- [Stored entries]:
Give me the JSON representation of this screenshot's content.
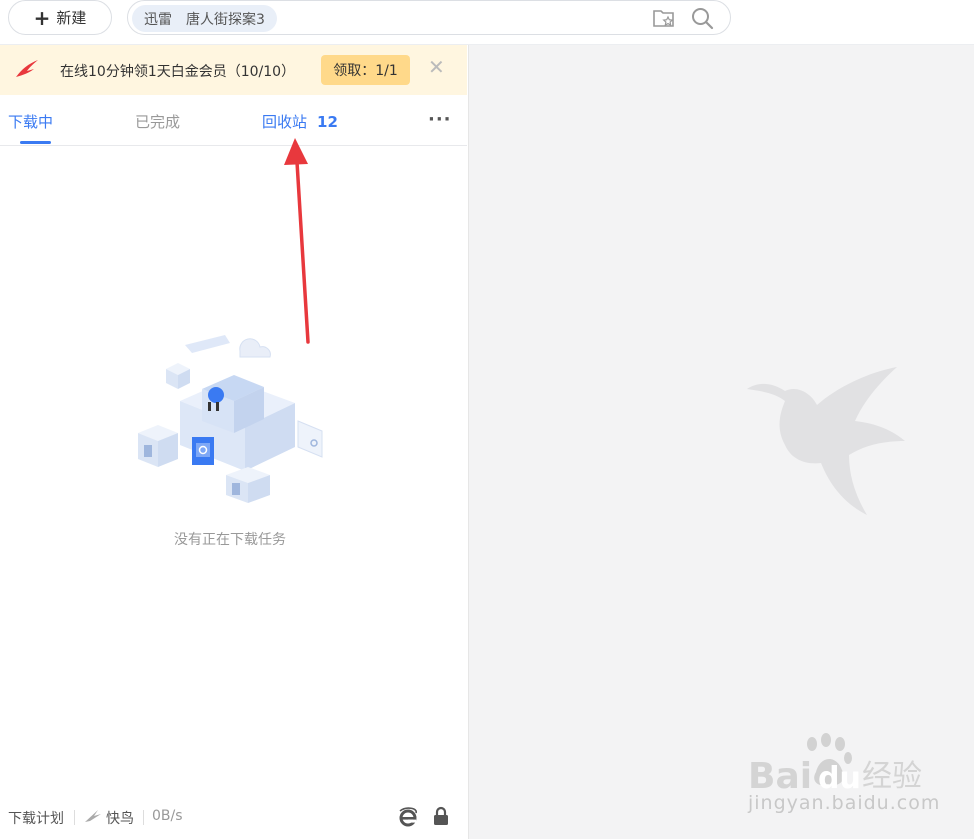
{
  "toolbar": {
    "new_label": "新建",
    "search_chip_app": "迅雷",
    "search_chip_query": "唐人街探案3"
  },
  "banner": {
    "text": "在线10分钟领1天白金会员（10/10）",
    "claim_label": "领取：1/1",
    "close_glyph": "✕"
  },
  "tabs": {
    "downloading": "下载中",
    "completed": "已完成",
    "recycle": "回收站",
    "recycle_count": "12",
    "more_glyph": "···"
  },
  "empty": {
    "message": "没有正在下载任务"
  },
  "footer": {
    "plan": "下载计划",
    "bird": "快鸟",
    "speed": "0B/s"
  },
  "watermark": {
    "brand_a": "Bai",
    "brand_b": "du",
    "brand_cn": "经验",
    "site": "jingyan.baidu.com"
  },
  "colors": {
    "accent": "#3a7af2",
    "banner_bg": "#fff6e0",
    "claim_bg": "#ffd98a",
    "arrow": "#e8383d"
  }
}
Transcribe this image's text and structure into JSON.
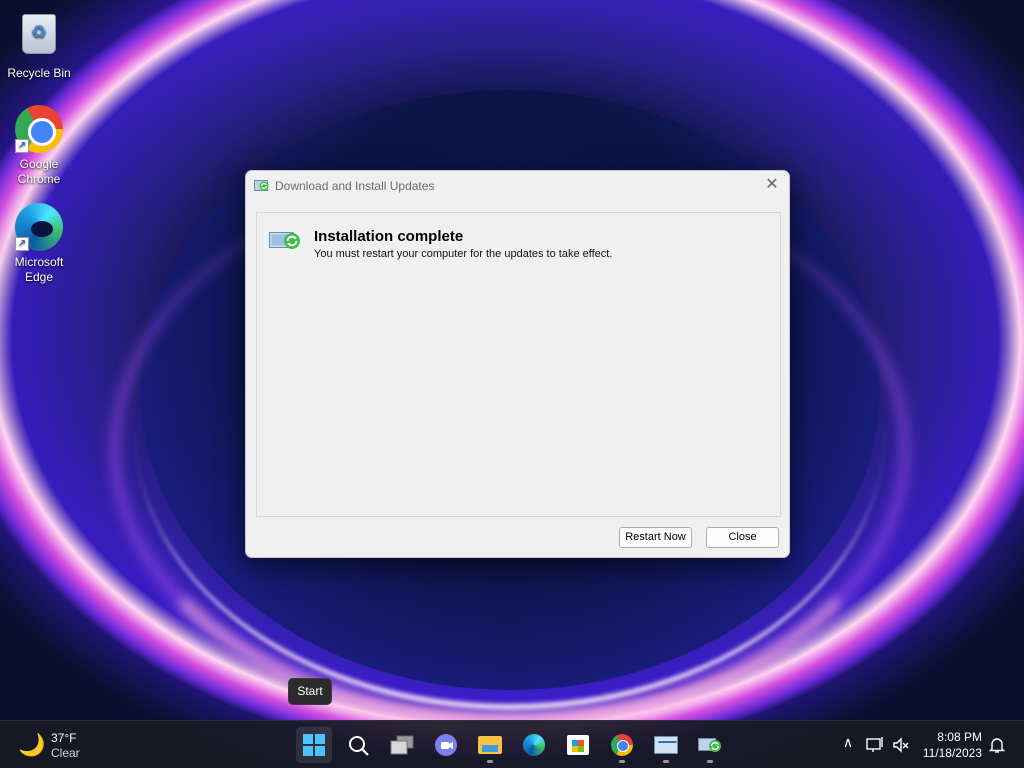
{
  "desktop": {
    "icons": [
      {
        "label": "Recycle Bin",
        "icon": "recycle-bin-icon"
      },
      {
        "label": "Google Chrome",
        "icon": "chrome-icon"
      },
      {
        "label": "Microsoft Edge",
        "icon": "edge-icon"
      }
    ]
  },
  "dialog": {
    "title": "Download and Install Updates",
    "heading": "Installation complete",
    "message": "You must restart your computer for the updates to take effect.",
    "restart_label": "Restart Now",
    "close_label": "Close",
    "close_glyph": "✕"
  },
  "tooltip": {
    "text": "Start"
  },
  "taskbar": {
    "weather": {
      "temp": "37°F",
      "condition": "Clear"
    },
    "apps": [
      {
        "name": "start-icon"
      },
      {
        "name": "search-icon"
      },
      {
        "name": "task-view-icon"
      },
      {
        "name": "teams-chat-icon"
      },
      {
        "name": "file-explorer-icon"
      },
      {
        "name": "edge-icon"
      },
      {
        "name": "store-icon"
      },
      {
        "name": "chrome-icon"
      },
      {
        "name": "performance-monitor-icon"
      },
      {
        "name": "windows-update-icon"
      }
    ],
    "tray": {
      "chevron": "∧",
      "time": "8:08 PM",
      "date": "11/18/2023"
    }
  },
  "colors": {
    "accent": "#4cc2ff",
    "taskbar": "#181a24",
    "dialog_bg": "#f0f0f0"
  }
}
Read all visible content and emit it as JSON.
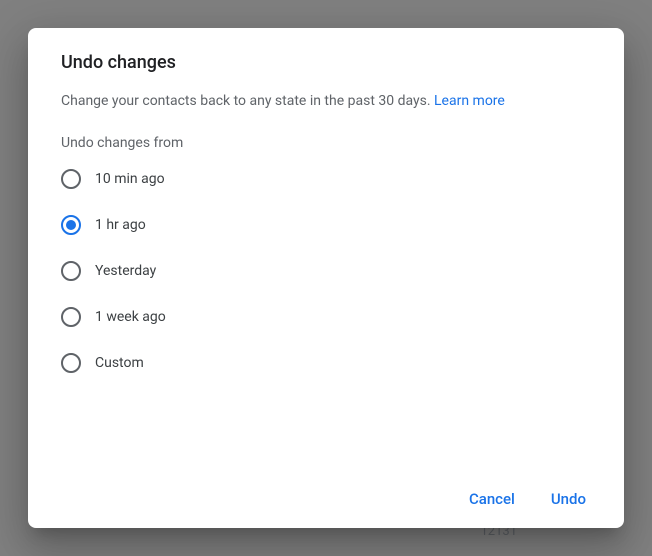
{
  "dialog": {
    "title": "Undo changes",
    "description": "Change your contacts back to any state in the past 30 days. ",
    "learn_more": "Learn more",
    "form_label": "Undo changes from",
    "options": [
      {
        "label": "10 min ago",
        "selected": false
      },
      {
        "label": "1 hr ago",
        "selected": true
      },
      {
        "label": "Yesterday",
        "selected": false
      },
      {
        "label": "1 week ago",
        "selected": false
      },
      {
        "label": "Custom",
        "selected": false
      }
    ],
    "actions": {
      "cancel": "Cancel",
      "confirm": "Undo"
    }
  },
  "backdrop": {
    "partial_text": "12131"
  }
}
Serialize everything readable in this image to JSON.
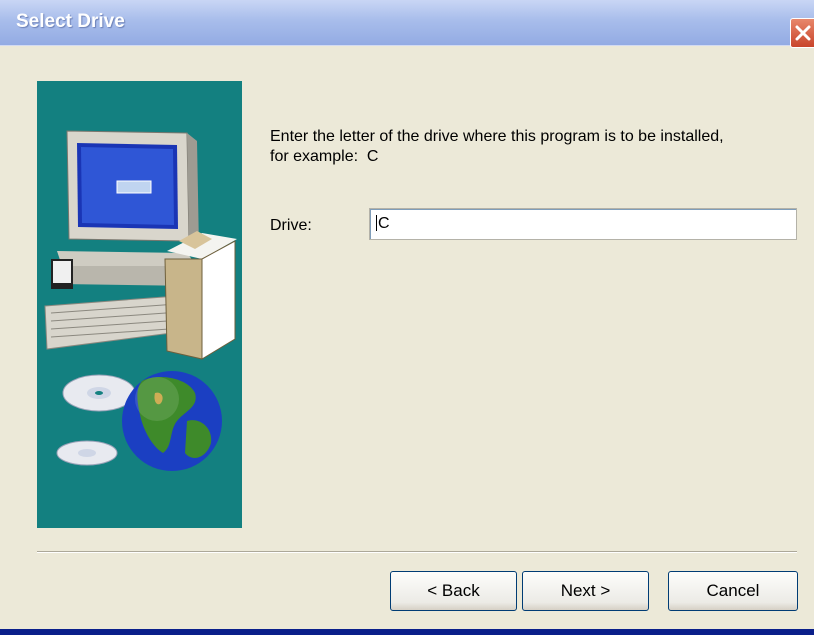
{
  "window": {
    "title": "Select Drive"
  },
  "side_image": {
    "description_icon": "computer-and-globe-illustration"
  },
  "instruction": {
    "line1": "Enter the letter of the drive where this program is to be installed,",
    "line2": "for example:  C"
  },
  "drive": {
    "label": "Drive:",
    "value": "C"
  },
  "buttons": {
    "back": "< Back",
    "next": "Next >",
    "cancel": "Cancel"
  },
  "colors": {
    "panel_teal": "#138080",
    "dialog_bg": "#ece9d8",
    "close_red": "#c8442a"
  }
}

- [Task directions]: Show, from the listing above, each line that contains the word "name".

- [Exercise response]:
        "name": "start-icon"
        "name": "search-icon"
        "name": "task-view-icon"
        "name": "teams-chat-icon"
        "name": "file-explorer-icon"
        "name": "edge-icon"
        "name": "store-icon"
        "name": "chrome-icon"
        "name": "performance-monitor-icon"
        "name": "windows-update-icon"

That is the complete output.